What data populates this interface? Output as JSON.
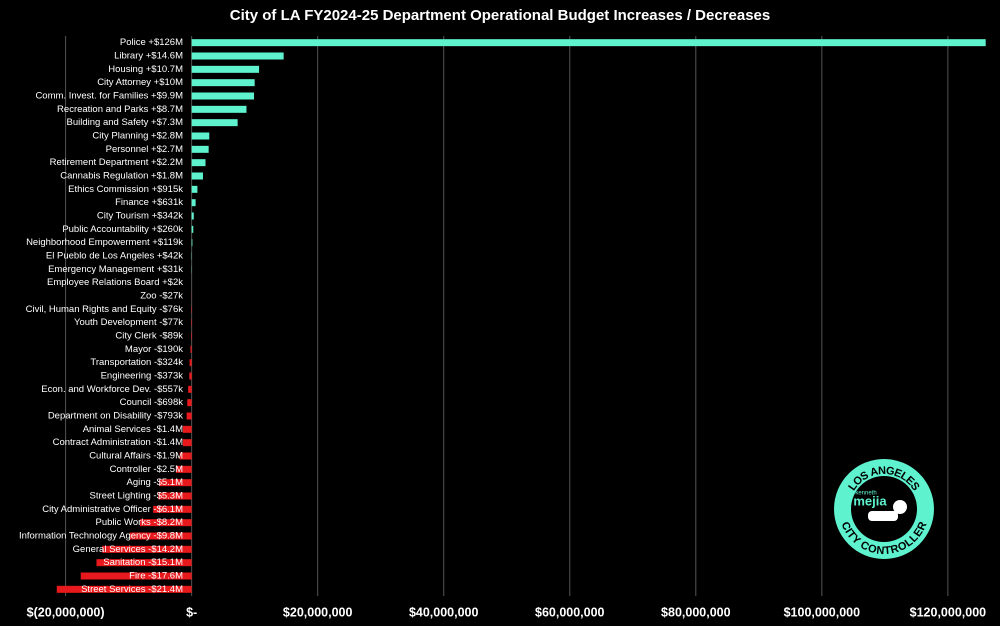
{
  "chart_data": {
    "type": "bar",
    "orientation": "horizontal",
    "title": "City of LA FY2024-25 Department Operational Budget Increases / Decreases",
    "categories": [
      "Police +$126M",
      "Library +$14.6M",
      "Housing +$10.7M",
      "City Attorney +$10M",
      "Comm. Invest. for Families +$9.9M",
      "Recreation and Parks +$8.7M",
      "Building and Safety +$7.3M",
      "City Planning +$2.8M",
      "Personnel +$2.7M",
      "Retirement Department +$2.2M",
      "Cannabis Regulation +$1.8M",
      "Ethics Commission +$915k",
      "Finance +$631k",
      "City Tourism +$342k",
      "Public Accountability +$260k",
      "Neighborhood Empowerment +$119k",
      "El Pueblo de Los Angeles +$42k",
      "Emergency Management +$31k",
      "Employee Relations Board +$2k",
      "Zoo -$27k",
      "Civil, Human Rights and Equity -$76k",
      "Youth Development -$77k",
      "City Clerk -$89k",
      "Mayor -$190k",
      "Transportation -$324k",
      "Engineering -$373k",
      "Econ. and Workforce Dev. -$557k",
      "Council -$698k",
      "Department on Disability -$793k",
      "Animal Services -$1.4M",
      "Contract Administration -$1.4M",
      "Cultural Affairs -$1.9M",
      "Controller -$2.5M",
      "Aging -$5.1M",
      "Street Lighting -$5.3M",
      "City Administrative Officer -$6.1M",
      "Public Works -$8.2M",
      "Information Technology Agency -$9.8M",
      "General Services -$14.2M",
      "Sanitation -$15.1M",
      "Fire -$17.6M",
      "Street Services -$21.4M"
    ],
    "values": [
      126000000,
      14600000,
      10700000,
      10000000,
      9900000,
      8700000,
      7300000,
      2800000,
      2700000,
      2200000,
      1800000,
      915000,
      631000,
      342000,
      260000,
      119000,
      42000,
      31000,
      2000,
      -27000,
      -76000,
      -77000,
      -89000,
      -190000,
      -324000,
      -373000,
      -557000,
      -698000,
      -793000,
      -1400000,
      -1400000,
      -1900000,
      -2500000,
      -5100000,
      -5300000,
      -6100000,
      -8200000,
      -9800000,
      -14200000,
      -15100000,
      -17600000,
      -21400000
    ],
    "positive_color": "#5ef2cf",
    "negative_color": "#e8191c",
    "xlim": [
      -22000000,
      127000000
    ],
    "xticks": [
      {
        "value": -20000000,
        "label": "$(20,000,000)"
      },
      {
        "value": 0,
        "label": "$-"
      },
      {
        "value": 20000000,
        "label": "$20,000,000"
      },
      {
        "value": 40000000,
        "label": "$40,000,000"
      },
      {
        "value": 60000000,
        "label": "$60,000,000"
      },
      {
        "value": 80000000,
        "label": "$80,000,000"
      },
      {
        "value": 100000000,
        "label": "$100,000,000"
      },
      {
        "value": 120000000,
        "label": "$120,000,000"
      }
    ],
    "grid": true
  },
  "logo": {
    "top_text": "LOS ANGELES",
    "bottom_text": "CITY CONTROLLER",
    "first_name": "kenneth",
    "name": "mejia"
  }
}
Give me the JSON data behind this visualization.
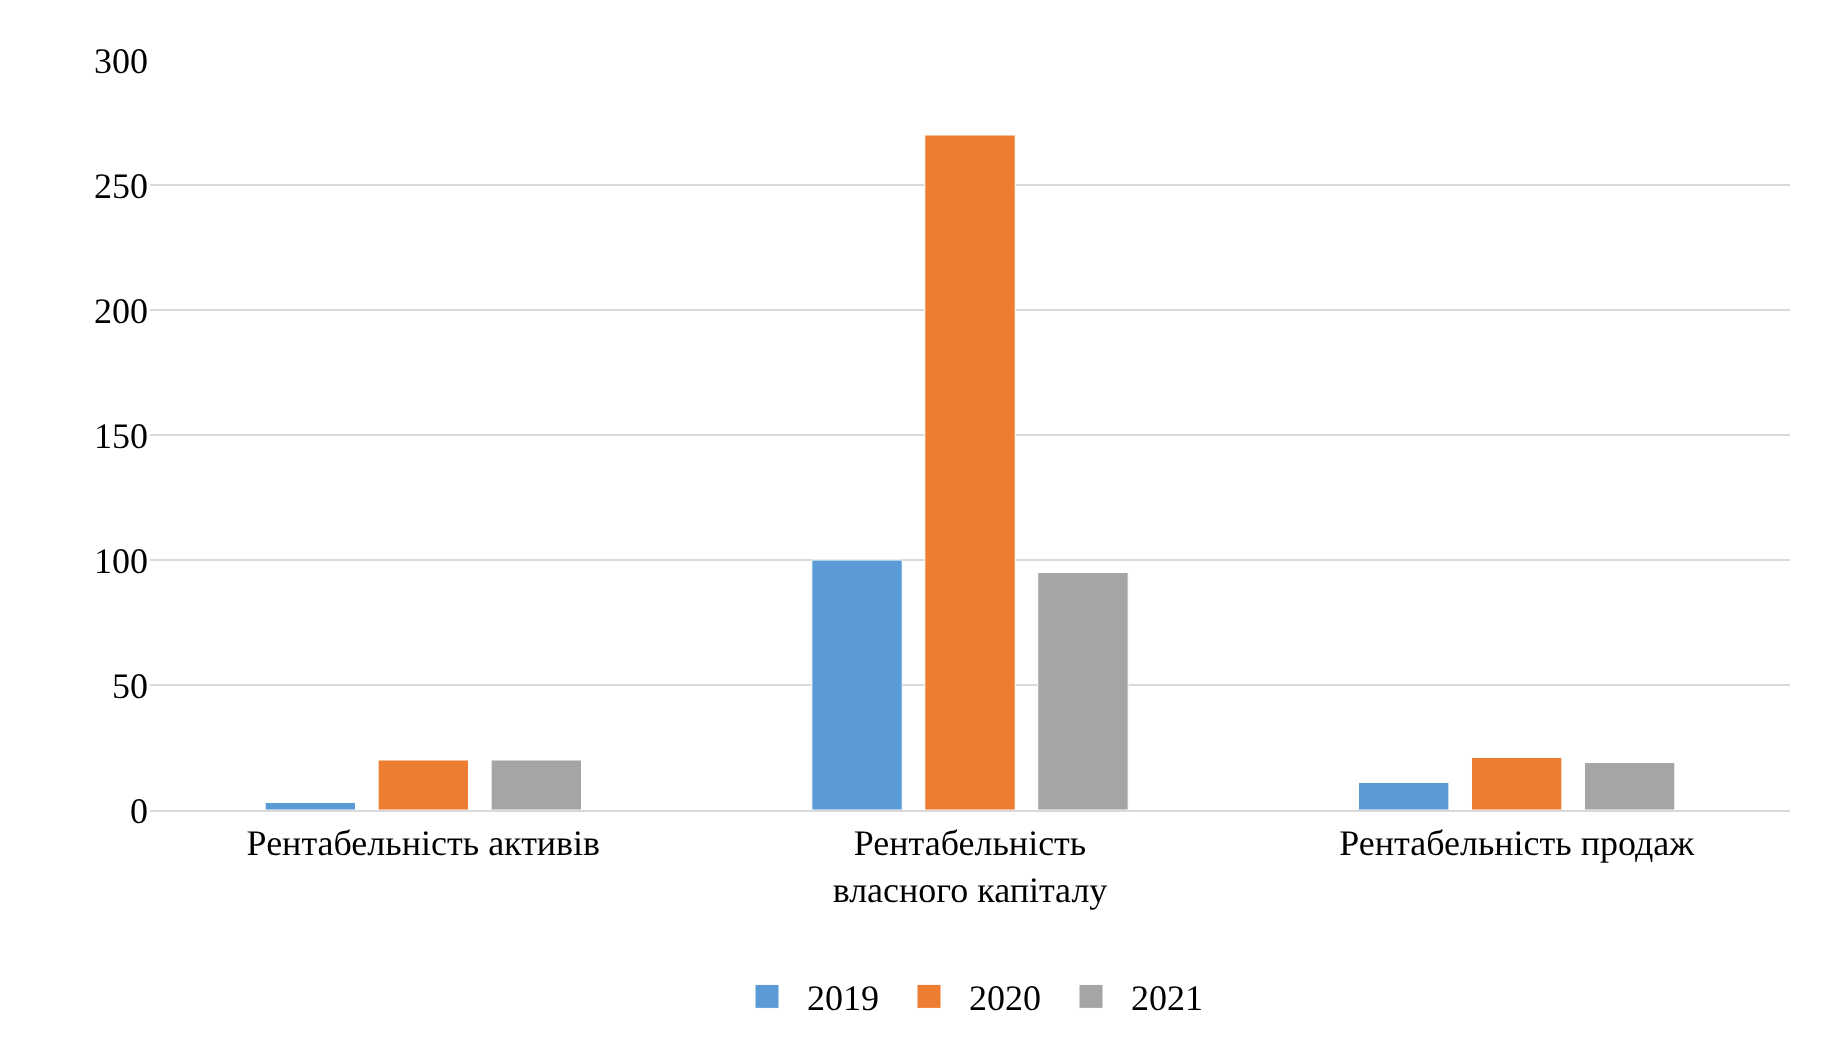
{
  "chart_data": {
    "type": "bar",
    "categories": [
      "Рентабельність активів",
      "Рентабельність\nвласного капіталу",
      "Рентабельність продаж"
    ],
    "series": [
      {
        "name": "2019",
        "color": "#5b9bd5",
        "values": [
          3,
          100,
          11
        ]
      },
      {
        "name": "2020",
        "color": "#ed7d31",
        "values": [
          20,
          270,
          21
        ]
      },
      {
        "name": "2021",
        "color": "#a5a5a5",
        "values": [
          20,
          95,
          19
        ]
      }
    ],
    "ylim": [
      0,
      300
    ],
    "yticks": [
      0,
      50,
      100,
      150,
      200,
      250,
      300
    ],
    "grid": "y",
    "legend": "bottom"
  }
}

* **AIM**
Write out all the entries exactly, except for the pictures.

* **SOLUTION FOR THIS TASK**
What data populates this interface? Output as JSON.
{
  "chart_data": {
    "type": "bar",
    "orientation": "horizontal",
    "title": "City of LA FY2024-25 Department Operational Budget Increases / Decreases",
    "categories": [
      "Police +$126M",
      "Library +$14.6M",
      "Housing +$10.7M",
      "City Attorney +$10M",
      "Comm. Invest. for Families +$9.9M",
      "Recreation and Parks +$8.7M",
      "Building and Safety +$7.3M",
      "City Planning +$2.8M",
      "Personnel +$2.7M",
      "Retirement Department +$2.2M",
      "Cannabis Regulation +$1.8M",
      "Ethics Commission +$915k",
      "Finance +$631k",
      "City Tourism +$342k",
      "Public Accountability +$260k",
      "Neighborhood Empowerment +$119k",
      "El Pueblo de Los Angeles +$42k",
      "Emergency Management +$31k",
      "Employee Relations Board +$2k",
      "Zoo -$27k",
      "Civil, Human Rights and Equity -$76k",
      "Youth Development -$77k",
      "City Clerk -$89k",
      "Mayor -$190k",
      "Transportation -$324k",
      "Engineering -$373k",
      "Econ. and Workforce Dev. -$557k",
      "Council -$698k",
      "Department on Disability -$793k",
      "Animal Services -$1.4M",
      "Contract Administration -$1.4M",
      "Cultural Affairs -$1.9M",
      "Controller -$2.5M",
      "Aging -$5.1M",
      "Street Lighting -$5.3M",
      "City Administrative Officer -$6.1M",
      "Public Works -$8.2M",
      "Information Technology Agency -$9.8M",
      "General Services -$14.2M",
      "Sanitation -$15.1M",
      "Fire -$17.6M",
      "Street Services -$21.4M"
    ],
    "values": [
      126000000,
      14600000,
      10700000,
      10000000,
      9900000,
      8700000,
      7300000,
      2800000,
      2700000,
      2200000,
      1800000,
      915000,
      631000,
      342000,
      260000,
      119000,
      42000,
      31000,
      2000,
      -27000,
      -76000,
      -77000,
      -89000,
      -190000,
      -324000,
      -373000,
      -557000,
      -698000,
      -793000,
      -1400000,
      -1400000,
      -1900000,
      -2500000,
      -5100000,
      -5300000,
      -6100000,
      -8200000,
      -9800000,
      -14200000,
      -15100000,
      -17600000,
      -21400000
    ],
    "positive_color": "#5ef2cf",
    "negative_color": "#e8191c",
    "xlim": [
      -22000000,
      127000000
    ],
    "xticks": [
      {
        "value": -20000000,
        "label": "$(20,000,000)"
      },
      {
        "value": 0,
        "label": "$-"
      },
      {
        "value": 20000000,
        "label": "$20,000,000"
      },
      {
        "value": 40000000,
        "label": "$40,000,000"
      },
      {
        "value": 60000000,
        "label": "$60,000,000"
      },
      {
        "value": 80000000,
        "label": "$80,000,000"
      },
      {
        "value": 100000000,
        "label": "$100,000,000"
      },
      {
        "value": 120000000,
        "label": "$120,000,000"
      }
    ],
    "grid": true
  },
  "logo": {
    "top_text": "LOS ANGELES",
    "bottom_text": "CITY CONTROLLER",
    "first_name": "kenneth",
    "name": "mejia"
  }
}
Give me the JSON data behind this visualization.
{
  "chart_data": {
    "type": "bar",
    "categories": [
      "Рентабельність активів",
      "Рентабельність\nвласного капіталу",
      "Рентабельність продаж"
    ],
    "series": [
      {
        "name": "2019",
        "color": "#5b9bd5",
        "values": [
          3,
          100,
          11
        ]
      },
      {
        "name": "2020",
        "color": "#ed7d31",
        "values": [
          20,
          270,
          21
        ]
      },
      {
        "name": "2021",
        "color": "#a5a5a5",
        "values": [
          20,
          95,
          19
        ]
      }
    ],
    "ylim": [
      0,
      300
    ],
    "yticks": [
      0,
      50,
      100,
      150,
      200,
      250,
      300
    ],
    "grid": "y",
    "legend": "bottom"
  }
}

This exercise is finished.